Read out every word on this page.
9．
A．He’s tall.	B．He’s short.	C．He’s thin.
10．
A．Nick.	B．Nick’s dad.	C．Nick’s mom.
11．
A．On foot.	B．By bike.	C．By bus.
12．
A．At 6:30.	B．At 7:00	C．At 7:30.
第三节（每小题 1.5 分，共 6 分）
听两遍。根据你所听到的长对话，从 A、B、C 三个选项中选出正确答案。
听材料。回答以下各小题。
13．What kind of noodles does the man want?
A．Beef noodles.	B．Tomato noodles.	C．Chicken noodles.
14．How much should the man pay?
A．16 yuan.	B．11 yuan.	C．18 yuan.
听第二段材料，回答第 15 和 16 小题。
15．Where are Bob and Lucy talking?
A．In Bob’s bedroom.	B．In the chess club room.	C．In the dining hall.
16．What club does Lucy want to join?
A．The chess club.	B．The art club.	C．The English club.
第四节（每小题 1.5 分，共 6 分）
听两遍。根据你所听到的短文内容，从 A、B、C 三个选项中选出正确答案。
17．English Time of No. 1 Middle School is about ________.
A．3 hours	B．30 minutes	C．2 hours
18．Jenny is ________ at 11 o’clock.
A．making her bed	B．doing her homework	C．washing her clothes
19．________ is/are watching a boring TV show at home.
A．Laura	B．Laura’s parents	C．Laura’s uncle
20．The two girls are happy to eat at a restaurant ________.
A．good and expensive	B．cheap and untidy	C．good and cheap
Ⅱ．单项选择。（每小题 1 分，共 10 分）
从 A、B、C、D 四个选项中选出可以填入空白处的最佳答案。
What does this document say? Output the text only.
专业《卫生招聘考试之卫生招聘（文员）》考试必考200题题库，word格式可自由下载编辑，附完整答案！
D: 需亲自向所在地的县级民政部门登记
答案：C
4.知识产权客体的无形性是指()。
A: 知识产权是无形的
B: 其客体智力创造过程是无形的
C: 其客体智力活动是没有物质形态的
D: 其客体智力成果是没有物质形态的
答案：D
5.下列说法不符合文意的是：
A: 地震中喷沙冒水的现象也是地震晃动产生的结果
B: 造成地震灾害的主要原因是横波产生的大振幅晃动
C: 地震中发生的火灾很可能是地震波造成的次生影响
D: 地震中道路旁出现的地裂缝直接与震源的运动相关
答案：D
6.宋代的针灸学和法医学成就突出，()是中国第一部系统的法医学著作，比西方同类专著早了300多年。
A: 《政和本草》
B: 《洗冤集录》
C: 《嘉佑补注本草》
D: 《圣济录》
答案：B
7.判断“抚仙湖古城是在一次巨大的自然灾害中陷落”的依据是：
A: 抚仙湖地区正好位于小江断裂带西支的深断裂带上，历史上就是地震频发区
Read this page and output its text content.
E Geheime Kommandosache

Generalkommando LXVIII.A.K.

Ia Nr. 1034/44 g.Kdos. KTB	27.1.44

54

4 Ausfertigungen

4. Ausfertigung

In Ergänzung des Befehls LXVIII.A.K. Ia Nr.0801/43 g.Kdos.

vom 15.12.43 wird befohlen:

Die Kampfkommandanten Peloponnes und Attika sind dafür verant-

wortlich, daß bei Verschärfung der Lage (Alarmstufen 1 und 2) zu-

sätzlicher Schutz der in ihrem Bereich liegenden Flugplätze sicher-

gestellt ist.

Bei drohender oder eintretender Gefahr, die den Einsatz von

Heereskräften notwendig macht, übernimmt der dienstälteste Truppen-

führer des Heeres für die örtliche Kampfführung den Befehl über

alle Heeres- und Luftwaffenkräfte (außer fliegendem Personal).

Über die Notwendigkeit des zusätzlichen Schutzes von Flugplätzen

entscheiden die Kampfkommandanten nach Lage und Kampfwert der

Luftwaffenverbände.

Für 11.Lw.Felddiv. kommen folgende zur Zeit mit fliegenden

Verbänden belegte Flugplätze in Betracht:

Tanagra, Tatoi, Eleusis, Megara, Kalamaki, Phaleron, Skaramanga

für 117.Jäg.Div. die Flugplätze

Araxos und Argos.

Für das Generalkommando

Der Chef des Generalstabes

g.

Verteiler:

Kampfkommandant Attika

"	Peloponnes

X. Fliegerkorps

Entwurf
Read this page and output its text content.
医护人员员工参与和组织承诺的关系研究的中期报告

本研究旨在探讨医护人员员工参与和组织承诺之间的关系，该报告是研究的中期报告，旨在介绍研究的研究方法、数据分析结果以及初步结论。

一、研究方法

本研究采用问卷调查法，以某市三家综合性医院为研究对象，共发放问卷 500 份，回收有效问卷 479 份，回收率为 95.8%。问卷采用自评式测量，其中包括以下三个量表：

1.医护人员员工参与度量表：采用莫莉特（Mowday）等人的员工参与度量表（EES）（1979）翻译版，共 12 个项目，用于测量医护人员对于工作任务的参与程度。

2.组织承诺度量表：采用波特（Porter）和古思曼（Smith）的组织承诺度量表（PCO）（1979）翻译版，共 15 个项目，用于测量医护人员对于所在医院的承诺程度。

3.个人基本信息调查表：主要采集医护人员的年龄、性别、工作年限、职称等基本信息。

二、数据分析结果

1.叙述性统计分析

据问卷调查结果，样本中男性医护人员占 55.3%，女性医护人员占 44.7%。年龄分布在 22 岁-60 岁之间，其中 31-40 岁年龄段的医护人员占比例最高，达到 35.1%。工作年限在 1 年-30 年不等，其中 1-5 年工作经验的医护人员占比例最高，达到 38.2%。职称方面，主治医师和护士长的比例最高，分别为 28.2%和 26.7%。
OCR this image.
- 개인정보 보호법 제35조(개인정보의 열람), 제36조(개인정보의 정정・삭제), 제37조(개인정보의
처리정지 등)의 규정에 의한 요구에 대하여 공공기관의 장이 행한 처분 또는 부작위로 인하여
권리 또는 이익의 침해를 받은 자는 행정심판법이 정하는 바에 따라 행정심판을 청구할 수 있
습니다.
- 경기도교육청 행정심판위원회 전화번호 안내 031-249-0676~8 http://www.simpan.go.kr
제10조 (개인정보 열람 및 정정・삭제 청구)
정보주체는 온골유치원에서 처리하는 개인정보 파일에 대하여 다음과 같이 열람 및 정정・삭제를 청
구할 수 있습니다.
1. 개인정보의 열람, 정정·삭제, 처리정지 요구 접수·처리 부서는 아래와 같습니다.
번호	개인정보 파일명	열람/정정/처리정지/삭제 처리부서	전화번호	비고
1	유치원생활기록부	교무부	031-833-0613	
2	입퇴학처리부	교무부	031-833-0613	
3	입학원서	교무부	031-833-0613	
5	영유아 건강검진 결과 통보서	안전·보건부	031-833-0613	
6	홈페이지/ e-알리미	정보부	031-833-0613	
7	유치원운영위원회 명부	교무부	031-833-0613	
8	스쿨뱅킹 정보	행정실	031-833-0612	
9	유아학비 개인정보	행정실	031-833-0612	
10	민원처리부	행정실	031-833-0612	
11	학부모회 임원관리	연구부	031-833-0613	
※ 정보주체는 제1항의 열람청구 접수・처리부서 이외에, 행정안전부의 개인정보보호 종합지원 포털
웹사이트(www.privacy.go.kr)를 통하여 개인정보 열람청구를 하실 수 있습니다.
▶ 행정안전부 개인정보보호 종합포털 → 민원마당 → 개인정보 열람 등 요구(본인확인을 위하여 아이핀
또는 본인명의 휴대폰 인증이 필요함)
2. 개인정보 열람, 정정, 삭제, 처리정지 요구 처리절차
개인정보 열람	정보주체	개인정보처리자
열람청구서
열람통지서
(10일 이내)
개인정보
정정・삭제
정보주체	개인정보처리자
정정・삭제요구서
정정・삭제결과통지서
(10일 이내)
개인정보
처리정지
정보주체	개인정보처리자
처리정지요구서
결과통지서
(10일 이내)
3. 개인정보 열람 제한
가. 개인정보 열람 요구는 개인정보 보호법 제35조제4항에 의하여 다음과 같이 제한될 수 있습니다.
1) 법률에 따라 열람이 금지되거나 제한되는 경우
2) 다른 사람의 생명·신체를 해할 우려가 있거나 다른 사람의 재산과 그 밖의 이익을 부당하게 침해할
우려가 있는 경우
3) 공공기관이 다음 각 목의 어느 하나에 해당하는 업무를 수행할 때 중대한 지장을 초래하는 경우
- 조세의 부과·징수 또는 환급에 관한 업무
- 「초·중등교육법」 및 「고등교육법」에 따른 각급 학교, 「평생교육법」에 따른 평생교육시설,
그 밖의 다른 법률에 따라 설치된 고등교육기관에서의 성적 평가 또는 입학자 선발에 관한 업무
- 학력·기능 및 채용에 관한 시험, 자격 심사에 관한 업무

● **WRITTEN PROBLEM**
Find and copy each line above that includes the string "does".

● **WORKED ANSWER**
13．What kind of noodles does the man want?
16．What club does Lucy want to join?
What does this document say? Output the text only.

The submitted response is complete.